* [TASK BRIEF]:
Will you write out all the entries below exactly?

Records

------------------------------------

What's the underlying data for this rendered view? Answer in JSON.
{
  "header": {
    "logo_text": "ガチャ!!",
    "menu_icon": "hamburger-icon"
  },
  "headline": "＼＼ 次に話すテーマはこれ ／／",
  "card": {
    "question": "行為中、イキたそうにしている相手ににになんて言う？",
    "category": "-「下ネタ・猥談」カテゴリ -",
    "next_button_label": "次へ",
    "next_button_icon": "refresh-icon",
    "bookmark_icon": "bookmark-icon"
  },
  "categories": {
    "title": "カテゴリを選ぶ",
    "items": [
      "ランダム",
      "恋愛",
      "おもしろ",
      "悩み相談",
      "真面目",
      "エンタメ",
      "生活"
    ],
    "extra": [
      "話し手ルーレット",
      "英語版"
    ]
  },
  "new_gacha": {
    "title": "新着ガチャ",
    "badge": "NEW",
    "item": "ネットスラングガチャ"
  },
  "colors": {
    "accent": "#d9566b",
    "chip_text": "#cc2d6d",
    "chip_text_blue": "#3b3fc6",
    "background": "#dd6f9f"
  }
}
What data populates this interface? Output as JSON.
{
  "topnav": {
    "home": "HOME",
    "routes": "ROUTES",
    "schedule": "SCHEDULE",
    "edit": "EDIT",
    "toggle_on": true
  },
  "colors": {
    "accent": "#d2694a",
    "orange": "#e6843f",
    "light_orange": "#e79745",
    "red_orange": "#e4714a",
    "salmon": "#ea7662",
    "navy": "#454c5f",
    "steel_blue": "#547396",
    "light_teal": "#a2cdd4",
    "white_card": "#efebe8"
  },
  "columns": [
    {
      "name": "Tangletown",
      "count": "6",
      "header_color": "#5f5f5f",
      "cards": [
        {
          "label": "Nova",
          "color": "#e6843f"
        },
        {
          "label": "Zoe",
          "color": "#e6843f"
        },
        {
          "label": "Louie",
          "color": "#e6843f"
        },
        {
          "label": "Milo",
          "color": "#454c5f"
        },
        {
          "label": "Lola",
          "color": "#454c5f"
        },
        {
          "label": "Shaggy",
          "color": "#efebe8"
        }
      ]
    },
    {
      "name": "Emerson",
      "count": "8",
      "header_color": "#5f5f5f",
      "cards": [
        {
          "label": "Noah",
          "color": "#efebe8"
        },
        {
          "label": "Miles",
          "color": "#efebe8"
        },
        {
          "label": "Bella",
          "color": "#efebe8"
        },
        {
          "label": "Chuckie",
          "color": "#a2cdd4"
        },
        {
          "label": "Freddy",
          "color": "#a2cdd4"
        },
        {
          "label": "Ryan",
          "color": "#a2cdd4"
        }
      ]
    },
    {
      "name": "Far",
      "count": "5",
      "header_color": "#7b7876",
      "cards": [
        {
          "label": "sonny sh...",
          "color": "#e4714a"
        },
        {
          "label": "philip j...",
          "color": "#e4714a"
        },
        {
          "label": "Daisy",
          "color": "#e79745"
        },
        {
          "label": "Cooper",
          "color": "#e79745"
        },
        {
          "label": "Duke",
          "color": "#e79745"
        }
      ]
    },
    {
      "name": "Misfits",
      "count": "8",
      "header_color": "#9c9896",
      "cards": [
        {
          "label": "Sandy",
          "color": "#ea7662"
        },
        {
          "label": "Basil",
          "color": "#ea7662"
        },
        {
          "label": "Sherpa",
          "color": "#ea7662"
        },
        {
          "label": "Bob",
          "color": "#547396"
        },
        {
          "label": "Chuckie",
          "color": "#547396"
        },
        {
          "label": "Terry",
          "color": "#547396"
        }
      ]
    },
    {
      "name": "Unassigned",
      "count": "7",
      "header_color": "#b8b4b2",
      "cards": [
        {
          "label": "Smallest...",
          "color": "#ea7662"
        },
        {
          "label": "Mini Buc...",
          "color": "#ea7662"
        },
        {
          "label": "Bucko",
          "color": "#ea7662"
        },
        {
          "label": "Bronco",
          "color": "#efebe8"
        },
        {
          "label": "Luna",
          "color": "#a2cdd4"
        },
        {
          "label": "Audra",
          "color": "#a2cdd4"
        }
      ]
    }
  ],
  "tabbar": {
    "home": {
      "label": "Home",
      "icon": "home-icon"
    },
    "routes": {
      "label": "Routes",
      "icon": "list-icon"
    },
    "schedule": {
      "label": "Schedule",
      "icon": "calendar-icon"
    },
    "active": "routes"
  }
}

------------------------------------

* [FINAL ANSWER]:
What's the underlying data for this rendered view? Answer in JSON.
{
  "header": {
    "logo_text": "ガチャ!!",
    "menu_icon": "hamburger-icon"
  },
  "headline": "＼＼ 次に話すテーマはこれ ／／",
  "card": {
    "question": "行為中、イキたそうにしている相手ににになんて言う？",
    "category": "-「下ネタ・猥談」カテゴリ -",
    "next_button_label": "次へ",
    "next_button_icon": "refresh-icon",
    "bookmark_icon": "bookmark-icon"
  },
  "categories": {
    "title": "カテゴリを選ぶ",
    "items": [
      "ランダム",
      "恋愛",
      "おもしろ",
      "悩み相談",
      "真面目",
      "エンタメ",
      "生活"
    ],
    "extra": [
      "話し手ルーレット",
      "英語版"
    ]
  },
  "new_gacha": {
    "title": "新着ガチャ",
    "badge": "NEW",
    "item": "ネットスラングガチャ"
  },
  "colors": {
    "accent": "#d9566b",
    "chip_text": "#cc2d6d",
    "chip_text_blue": "#3b3fc6",
    "background": "#dd6f9f"
  }
}
What data populates this interface? Output as JSON.
{
  "topnav": {
    "home": "HOME",
    "routes": "ROUTES",
    "schedule": "SCHEDULE",
    "edit": "EDIT",
    "toggle_on": true
  },
  "colors": {
    "accent": "#d2694a",
    "orange": "#e6843f",
    "light_orange": "#e79745",
    "red_orange": "#e4714a",
    "salmon": "#ea7662",
    "navy": "#454c5f",
    "steel_blue": "#547396",
    "light_teal": "#a2cdd4",
    "white_card": "#efebe8"
  },
  "columns": [
    {
      "name": "Tangletown",
      "count": "6",
      "header_color": "#5f5f5f",
      "cards": [
        {
          "label": "Nova",
          "color": "#e6843f"
        },
        {
          "label": "Zoe",
          "color": "#e6843f"
        },
        {
          "label": "Louie",
          "color": "#e6843f"
        },
        {
          "label": "Milo",
          "color": "#454c5f"
        },
        {
          "label": "Lola",
          "color": "#454c5f"
        },
        {
          "label": "Shaggy",
          "color": "#efebe8"
        }
      ]
    },
    {
      "name": "Emerson",
      "count": "8",
      "header_color": "#5f5f5f",
      "cards": [
        {
          "label": "Noah",
          "color": "#efebe8"
        },
        {
          "label": "Miles",
          "color": "#efebe8"
        },
        {
          "label": "Bella",
          "color": "#efebe8"
        },
        {
          "label": "Chuckie",
          "color": "#a2cdd4"
        },
        {
          "label": "Freddy",
          "color": "#a2cdd4"
        },
        {
          "label": "Ryan",
          "color": "#a2cdd4"
        }
      ]
    },
    {
      "name": "Far",
      "count": "5",
      "header_color": "#7b7876",
      "cards": [
        {
          "label": "sonny sh...",
          "color": "#e4714a"
        },
        {
          "label": "philip j...",
          "color": "#e4714a"
        },
        {
          "label": "Daisy",
          "color": "#e79745"
        },
        {
          "label": "Cooper",
          "color": "#e79745"
        },
        {
          "label": "Duke",
          "color": "#e79745"
        }
      ]
    },
    {
      "name": "Misfits",
      "count": "8",
      "header_color": "#9c9896",
      "cards": [
        {
          "label": "Sandy",
          "color": "#ea7662"
        },
        {
          "label": "Basil",
          "color": "#ea7662"
        },
        {
          "label": "Sherpa",
          "color": "#ea7662"
        },
        {
          "label": "Bob",
          "color": "#547396"
        },
        {
          "label": "Chuckie",
          "color": "#547396"
        },
        {
          "label": "Terry",
          "color": "#547396"
        }
      ]
    },
    {
      "name": "Unassigned",
      "count": "7",
      "header_color": "#b8b4b2",
      "cards": [
        {
          "label": "Smallest...",
          "color": "#ea7662"
        },
        {
          "label": "Mini Buc...",
          "color": "#ea7662"
        },
        {
          "label": "Bucko",
          "color": "#ea7662"
        },
        {
          "label": "Bronco",
          "color": "#efebe8"
        },
        {
          "label": "Luna",
          "color": "#a2cdd4"
        },
        {
          "label": "Audra",
          "color": "#a2cdd4"
        }
      ]
    }
  ],
  "tabbar": {
    "home": {
      "label": "Home",
      "icon": "home-icon"
    },
    "routes": {
      "label": "Routes",
      "icon": "list-icon"
    },
    "schedule": {
      "label": "Schedule",
      "icon": "calendar-icon"
    },
    "active": "routes"
  }
}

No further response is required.